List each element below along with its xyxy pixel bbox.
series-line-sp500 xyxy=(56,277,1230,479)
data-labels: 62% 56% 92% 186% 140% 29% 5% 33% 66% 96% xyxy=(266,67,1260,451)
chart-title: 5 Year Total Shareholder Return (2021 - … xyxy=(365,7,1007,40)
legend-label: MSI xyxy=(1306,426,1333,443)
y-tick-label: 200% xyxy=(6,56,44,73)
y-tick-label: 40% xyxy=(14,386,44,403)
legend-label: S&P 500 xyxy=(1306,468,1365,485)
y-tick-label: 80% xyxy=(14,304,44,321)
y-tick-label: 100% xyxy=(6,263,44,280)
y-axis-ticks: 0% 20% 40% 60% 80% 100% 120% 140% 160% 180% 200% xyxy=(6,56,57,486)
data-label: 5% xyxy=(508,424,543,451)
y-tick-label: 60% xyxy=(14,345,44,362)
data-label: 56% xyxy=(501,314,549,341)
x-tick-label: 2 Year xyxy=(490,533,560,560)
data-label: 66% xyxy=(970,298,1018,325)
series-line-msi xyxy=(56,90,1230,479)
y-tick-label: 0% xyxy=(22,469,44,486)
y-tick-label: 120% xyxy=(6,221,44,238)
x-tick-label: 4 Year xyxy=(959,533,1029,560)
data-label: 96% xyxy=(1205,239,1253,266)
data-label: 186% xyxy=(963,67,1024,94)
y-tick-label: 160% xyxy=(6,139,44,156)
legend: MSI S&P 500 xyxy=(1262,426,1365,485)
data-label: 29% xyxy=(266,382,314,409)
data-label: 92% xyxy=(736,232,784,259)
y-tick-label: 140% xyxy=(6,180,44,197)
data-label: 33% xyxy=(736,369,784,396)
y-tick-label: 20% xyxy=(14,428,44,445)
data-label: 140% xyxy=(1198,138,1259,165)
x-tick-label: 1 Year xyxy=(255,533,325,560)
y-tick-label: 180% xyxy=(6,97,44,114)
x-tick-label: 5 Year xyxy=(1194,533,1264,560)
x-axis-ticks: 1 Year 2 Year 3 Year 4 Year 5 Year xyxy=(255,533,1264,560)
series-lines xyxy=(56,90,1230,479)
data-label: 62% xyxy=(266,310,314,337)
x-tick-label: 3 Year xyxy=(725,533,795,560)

▬▬▬

Convert the data above, from its start through the line containing "x-axis-ticks: 1 Year", into a numbered list, leaving out any blank lines.

▸ **Correct response**
1. List each element below along with its xyxy pixel bbox.
2. series-line-sp500 xyxy=(56,277,1230,479)
3. data-labels: 62% 56% 92% 186% 140% 29% 5% 33% 66% 96% xyxy=(266,67,1260,451)
4. chart-title: 5 Year Total Shareholder Return (2021 - … xyxy=(365,7,1007,40)
5. legend-label: MSI xyxy=(1306,426,1333,443)
6. y-tick-label: 200% xyxy=(6,56,44,73)
7. y-tick-label: 40% xyxy=(14,386,44,403)
8. legend-label: S&P 500 xyxy=(1306,468,1365,485)
9. y-tick-label: 80% xyxy=(14,304,44,321)
10. y-tick-label: 100% xyxy=(6,263,44,280)
11. y-axis-ticks: 0% 20% 40% 60% 80% 100% 120% 140% 160% 180% 200% xyxy=(6,56,57,486)
12. data-label: 5% xyxy=(508,424,543,451)
13. y-tick-label: 60% xyxy=(14,345,44,362)
14. data-label: 56% xyxy=(501,314,549,341)
15. x-tick-label: 2 Year xyxy=(490,533,560,560)
16. data-label: 66% xyxy=(970,298,1018,325)
17. series-line-msi xyxy=(56,90,1230,479)
18. y-tick-label: 0% xyxy=(22,469,44,486)
19. y-tick-label: 120% xyxy=(6,221,44,238)
20. x-tick-label: 4 Year xyxy=(959,533,1029,560)
21. data-label: 96% xyxy=(1205,239,1253,266)
22. data-label: 186% xyxy=(963,67,1024,94)
23. y-tick-label: 160% xyxy=(6,139,44,156)
24. legend: MSI S&P 500 xyxy=(1262,426,1365,485)
25. data-label: 29% xyxy=(266,382,314,409)
26. data-label: 92% xyxy=(736,232,784,259)
27. y-tick-label: 140% xyxy=(6,180,44,197)
28. data-label: 33% xyxy=(736,369,784,396)
29. y-tick-label: 20% xyxy=(14,428,44,445)
30. data-label: 140% xyxy=(1198,138,1259,165)
31. x-tick-label: 1 Year xyxy=(255,533,325,560)
32. y-tick-label: 180% xyxy=(6,97,44,114)
33. x-tick-label: 5 Year xyxy=(1194,533,1264,560)
34. x-axis-ticks: 1 Year 2 Year 3 Year 4 Year 5 Year xyxy=(255,533,1264,560)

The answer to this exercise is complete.